A significant amount of world’s hydrocarbon reserves lies in reservoirs with fractures of various length scales.

One of popular methods of accounting fractures is the embedded discrete fractures method (EDFM). The method was first proposed in [7] as a hierarchical approach to modelling fractures in porous media. Small fractures were accounted implicitly by their effective properties, while large fractures were considered explicitly. This method can be coupled with any approach such as the dual-porosity dual-permeability method and others. The idea of representing large-scale fractures by embedded grids independent of the reservoir grids was presented in [8]. The family of EDFM methods was further developed in [4, 5, 10].

In EDFM fractures are considered as surfaces with prescribed apertures, and the connecting term between fractures and surrounding rock matrix can be derived by dimensionality reduction [6].

** Entries provided **

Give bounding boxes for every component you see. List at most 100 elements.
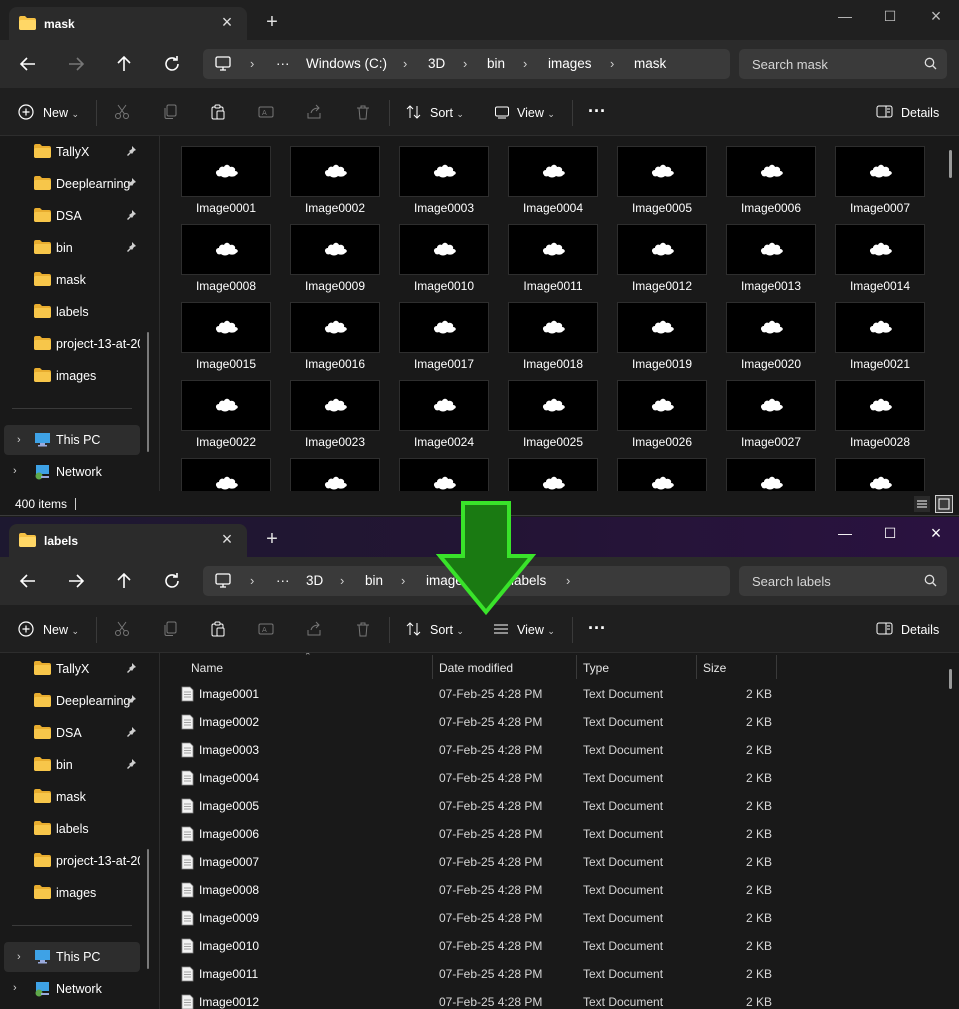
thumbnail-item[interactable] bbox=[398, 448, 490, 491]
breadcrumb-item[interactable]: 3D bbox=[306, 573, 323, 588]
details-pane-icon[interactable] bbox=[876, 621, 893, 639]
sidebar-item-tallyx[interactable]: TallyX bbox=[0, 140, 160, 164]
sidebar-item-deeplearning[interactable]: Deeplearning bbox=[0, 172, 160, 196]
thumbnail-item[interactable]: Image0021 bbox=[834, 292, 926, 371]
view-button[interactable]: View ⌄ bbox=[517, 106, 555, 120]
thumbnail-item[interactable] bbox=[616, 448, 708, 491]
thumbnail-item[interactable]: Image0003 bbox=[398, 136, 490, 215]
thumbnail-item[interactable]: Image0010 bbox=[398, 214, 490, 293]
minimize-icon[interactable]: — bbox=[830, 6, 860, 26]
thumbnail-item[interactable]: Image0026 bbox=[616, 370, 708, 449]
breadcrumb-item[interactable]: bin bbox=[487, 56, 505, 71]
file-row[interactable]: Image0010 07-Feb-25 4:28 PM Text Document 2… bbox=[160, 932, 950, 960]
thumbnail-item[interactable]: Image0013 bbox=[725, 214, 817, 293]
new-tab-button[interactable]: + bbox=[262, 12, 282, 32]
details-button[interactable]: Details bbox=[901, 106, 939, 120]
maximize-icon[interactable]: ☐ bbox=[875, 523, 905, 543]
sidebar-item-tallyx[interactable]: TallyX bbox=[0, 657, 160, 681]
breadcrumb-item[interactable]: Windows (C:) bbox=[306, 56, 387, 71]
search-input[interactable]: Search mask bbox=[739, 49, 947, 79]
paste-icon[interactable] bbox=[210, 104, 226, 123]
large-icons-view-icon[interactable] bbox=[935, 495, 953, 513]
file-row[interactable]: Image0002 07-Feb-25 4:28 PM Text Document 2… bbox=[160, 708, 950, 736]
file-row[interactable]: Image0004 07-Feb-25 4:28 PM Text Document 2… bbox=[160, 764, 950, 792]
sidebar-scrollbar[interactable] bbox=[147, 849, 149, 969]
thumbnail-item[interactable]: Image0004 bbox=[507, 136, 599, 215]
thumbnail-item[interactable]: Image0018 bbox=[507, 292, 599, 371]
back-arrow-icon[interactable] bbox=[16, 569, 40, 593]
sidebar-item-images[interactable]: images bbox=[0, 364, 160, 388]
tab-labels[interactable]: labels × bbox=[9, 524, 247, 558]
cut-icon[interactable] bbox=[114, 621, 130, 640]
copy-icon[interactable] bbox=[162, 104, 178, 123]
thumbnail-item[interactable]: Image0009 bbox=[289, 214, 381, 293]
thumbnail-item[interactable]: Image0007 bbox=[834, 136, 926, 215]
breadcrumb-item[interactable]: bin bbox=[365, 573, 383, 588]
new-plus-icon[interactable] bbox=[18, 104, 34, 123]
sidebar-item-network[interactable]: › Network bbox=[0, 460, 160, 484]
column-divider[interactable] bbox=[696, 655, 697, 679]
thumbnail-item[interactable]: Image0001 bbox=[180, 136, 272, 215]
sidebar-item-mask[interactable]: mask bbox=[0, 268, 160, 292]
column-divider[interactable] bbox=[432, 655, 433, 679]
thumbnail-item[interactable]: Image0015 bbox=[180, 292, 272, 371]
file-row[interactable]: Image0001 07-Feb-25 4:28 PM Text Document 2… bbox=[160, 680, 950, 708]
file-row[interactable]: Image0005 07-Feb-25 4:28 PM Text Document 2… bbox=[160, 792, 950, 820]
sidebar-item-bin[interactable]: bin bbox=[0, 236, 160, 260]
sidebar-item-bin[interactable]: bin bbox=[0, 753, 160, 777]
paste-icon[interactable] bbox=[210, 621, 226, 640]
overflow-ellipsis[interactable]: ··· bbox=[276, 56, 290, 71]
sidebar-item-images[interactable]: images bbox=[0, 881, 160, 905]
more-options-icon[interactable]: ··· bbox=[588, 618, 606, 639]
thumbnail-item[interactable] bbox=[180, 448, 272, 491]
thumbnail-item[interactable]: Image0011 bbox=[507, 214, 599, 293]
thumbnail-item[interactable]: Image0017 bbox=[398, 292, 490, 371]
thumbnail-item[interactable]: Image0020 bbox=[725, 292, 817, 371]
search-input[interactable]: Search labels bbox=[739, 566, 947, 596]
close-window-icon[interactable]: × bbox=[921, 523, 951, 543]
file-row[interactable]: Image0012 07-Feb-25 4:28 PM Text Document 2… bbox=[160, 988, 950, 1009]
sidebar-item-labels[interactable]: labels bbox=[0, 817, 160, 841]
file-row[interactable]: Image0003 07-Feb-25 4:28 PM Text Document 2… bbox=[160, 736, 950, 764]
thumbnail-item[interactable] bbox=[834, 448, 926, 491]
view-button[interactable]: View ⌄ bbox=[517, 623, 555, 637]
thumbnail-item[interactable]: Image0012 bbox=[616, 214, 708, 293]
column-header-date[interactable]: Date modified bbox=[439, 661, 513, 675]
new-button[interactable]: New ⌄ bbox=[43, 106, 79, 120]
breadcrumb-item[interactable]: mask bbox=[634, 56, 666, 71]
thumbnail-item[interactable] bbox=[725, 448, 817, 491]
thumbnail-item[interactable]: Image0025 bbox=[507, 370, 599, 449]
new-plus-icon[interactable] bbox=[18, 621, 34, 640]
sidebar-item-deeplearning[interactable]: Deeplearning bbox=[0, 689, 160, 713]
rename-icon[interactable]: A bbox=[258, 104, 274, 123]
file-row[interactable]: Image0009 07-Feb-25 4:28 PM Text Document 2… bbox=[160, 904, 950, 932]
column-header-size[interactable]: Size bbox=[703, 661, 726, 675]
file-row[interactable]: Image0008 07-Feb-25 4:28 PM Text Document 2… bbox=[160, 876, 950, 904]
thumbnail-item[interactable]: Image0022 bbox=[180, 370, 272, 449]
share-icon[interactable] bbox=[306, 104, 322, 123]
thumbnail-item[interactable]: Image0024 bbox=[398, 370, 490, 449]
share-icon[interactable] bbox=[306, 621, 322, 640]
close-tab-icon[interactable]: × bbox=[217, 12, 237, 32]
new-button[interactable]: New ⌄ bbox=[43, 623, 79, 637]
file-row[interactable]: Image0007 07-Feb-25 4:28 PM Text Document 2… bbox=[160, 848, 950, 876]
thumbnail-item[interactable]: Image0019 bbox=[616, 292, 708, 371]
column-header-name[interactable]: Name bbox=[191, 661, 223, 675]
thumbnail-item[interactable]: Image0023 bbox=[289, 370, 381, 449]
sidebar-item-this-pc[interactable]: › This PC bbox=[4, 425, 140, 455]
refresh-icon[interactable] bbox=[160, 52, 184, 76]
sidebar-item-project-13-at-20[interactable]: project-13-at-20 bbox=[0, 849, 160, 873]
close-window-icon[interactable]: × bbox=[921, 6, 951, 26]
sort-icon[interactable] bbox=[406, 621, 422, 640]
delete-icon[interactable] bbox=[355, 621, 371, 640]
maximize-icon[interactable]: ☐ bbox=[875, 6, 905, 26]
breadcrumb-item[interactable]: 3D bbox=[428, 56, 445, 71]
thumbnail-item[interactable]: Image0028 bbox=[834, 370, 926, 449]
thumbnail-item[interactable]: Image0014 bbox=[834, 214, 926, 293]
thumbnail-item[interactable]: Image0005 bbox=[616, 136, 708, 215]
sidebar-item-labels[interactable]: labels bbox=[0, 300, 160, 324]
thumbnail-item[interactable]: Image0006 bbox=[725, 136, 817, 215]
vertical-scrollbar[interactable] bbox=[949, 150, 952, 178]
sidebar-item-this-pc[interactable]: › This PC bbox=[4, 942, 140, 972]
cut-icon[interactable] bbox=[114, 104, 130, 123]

** Tasks to carry out **
**A)** Answer each question from the passage on fracture modeling.
(i) Where does a significant amount of the world's hydrocarbon reserves lie?
(ii) In the hierarchical approach first proposed in [7], how were small fractures accounted for?
(iii) In EDFM, how are fractures considered?
**B)** Resume the passage on fracture modeling, writing on from its final sentence.
The listing is separate material, unrelated to the passage on fracture modeling.

** Task responses **
**A)**
(i) In reservoirs with fractures of various length scales.
(ii) Implicitly, by their effective properties.
(iii) As surfaces with prescribed apertures.

**B)**
The original EDFM was proposed for the structured grid and isotropic media, thus the conventional linear two-point flux approximation (TPFA) scheme was used for all discrete fluxes. However, it is well known that the linear TPFA lacks approximation on non-\(\mathbb {K}\)-orthogonal grids. One popular alternative to the linear TPFA is the linear multi-point flux approximation [1], which is second-order accurate, but may be non-monotone for the cases with anisotropic media, which often coexists with fractures.

In our previous work [13] we proposed the monotone embedded discrete fractures method (mEDFM) which couples the original EDFM approach with two advanced nonlinear schemes: the monotone two-point flux approximation (NTPFA) [3] and the compact multi-point flux approximation (NMPFA) satisfying the discrete maximum principle (DMP) [2, 9]. The importance of the monotone and DMP schemes for the multi-phase flow models was studied in [11].

In this paper we consider the application of the mEDFM to the two-phase flows in porous media and compare the results with the original EDFM and with the discrete fracture method, which assumes explicit representation of fractures by the computational grid and uses the similar nonlinear scheme for the flux discretization.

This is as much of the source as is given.